WRITTEN EXERCISE
Among the records below, find each line that includes the string "отказался" and copy it.

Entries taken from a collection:
_ _ _ _ _

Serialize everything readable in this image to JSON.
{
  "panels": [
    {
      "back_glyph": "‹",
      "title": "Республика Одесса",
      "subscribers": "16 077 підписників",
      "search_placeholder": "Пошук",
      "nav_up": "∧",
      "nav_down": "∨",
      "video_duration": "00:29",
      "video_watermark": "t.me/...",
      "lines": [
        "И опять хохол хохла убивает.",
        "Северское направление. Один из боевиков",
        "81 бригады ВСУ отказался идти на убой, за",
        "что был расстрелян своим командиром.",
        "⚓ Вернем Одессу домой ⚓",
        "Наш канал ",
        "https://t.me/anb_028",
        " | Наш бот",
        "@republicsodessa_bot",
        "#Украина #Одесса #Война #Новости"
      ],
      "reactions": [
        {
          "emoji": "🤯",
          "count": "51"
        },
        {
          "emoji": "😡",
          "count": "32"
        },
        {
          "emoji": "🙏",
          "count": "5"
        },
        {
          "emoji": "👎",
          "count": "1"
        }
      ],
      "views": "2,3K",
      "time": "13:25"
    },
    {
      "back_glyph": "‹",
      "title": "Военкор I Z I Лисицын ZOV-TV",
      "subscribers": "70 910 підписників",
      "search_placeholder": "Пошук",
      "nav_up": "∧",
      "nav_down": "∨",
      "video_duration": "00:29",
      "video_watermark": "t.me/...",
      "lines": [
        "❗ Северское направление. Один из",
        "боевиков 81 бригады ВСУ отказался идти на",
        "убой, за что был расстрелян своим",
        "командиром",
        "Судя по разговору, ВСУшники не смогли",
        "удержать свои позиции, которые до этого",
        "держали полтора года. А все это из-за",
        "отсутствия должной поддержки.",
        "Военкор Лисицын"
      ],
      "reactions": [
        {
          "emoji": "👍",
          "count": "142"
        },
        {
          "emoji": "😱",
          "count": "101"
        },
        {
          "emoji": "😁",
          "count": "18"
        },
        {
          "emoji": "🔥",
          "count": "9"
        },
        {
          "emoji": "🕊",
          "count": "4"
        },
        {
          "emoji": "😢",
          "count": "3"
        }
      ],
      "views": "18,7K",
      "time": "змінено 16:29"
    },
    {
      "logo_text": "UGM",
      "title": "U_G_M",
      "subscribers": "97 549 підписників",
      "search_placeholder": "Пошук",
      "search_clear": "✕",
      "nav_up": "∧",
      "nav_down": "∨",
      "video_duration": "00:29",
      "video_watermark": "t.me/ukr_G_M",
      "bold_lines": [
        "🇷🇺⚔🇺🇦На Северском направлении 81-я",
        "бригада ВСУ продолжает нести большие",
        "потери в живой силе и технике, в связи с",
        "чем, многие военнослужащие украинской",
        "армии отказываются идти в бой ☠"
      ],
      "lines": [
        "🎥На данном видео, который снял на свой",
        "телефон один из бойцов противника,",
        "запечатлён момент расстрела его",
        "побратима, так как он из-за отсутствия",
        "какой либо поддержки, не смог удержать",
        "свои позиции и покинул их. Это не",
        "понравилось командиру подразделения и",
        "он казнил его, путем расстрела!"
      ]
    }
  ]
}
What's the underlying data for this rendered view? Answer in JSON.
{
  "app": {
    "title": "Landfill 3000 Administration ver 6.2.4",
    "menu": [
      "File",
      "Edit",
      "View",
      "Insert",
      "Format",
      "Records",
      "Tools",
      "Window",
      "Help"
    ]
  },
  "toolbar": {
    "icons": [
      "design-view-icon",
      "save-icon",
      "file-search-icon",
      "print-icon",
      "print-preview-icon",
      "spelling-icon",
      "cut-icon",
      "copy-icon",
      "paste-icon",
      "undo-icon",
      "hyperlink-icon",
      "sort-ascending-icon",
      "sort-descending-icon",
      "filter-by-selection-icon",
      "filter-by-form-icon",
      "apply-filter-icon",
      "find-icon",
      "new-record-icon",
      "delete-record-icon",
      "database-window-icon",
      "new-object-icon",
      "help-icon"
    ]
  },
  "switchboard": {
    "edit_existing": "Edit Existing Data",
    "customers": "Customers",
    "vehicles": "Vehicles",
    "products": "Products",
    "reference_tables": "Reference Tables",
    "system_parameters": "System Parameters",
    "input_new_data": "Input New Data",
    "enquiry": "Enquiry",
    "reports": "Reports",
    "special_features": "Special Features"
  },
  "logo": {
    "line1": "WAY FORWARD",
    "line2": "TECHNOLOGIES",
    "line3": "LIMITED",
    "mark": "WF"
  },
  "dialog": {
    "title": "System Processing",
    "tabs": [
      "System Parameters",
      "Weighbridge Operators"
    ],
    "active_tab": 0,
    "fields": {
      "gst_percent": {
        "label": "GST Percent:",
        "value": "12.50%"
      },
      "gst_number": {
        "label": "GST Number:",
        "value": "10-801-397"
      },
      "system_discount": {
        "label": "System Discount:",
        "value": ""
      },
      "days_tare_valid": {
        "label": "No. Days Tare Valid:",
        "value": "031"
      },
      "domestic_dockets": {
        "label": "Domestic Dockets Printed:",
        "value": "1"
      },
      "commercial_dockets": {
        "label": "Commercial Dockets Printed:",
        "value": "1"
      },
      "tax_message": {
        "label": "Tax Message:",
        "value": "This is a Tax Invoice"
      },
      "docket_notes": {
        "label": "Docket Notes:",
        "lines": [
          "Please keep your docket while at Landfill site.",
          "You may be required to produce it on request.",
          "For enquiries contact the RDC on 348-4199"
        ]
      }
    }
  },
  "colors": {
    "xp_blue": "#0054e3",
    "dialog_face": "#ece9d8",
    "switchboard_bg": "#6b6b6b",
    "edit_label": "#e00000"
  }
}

_ _ _ _ _

WORKED ANSWER
        "81 бригады ВСУ отказался идти на убой, за",
        "боевиков 81 бригады ВСУ отказался идти на",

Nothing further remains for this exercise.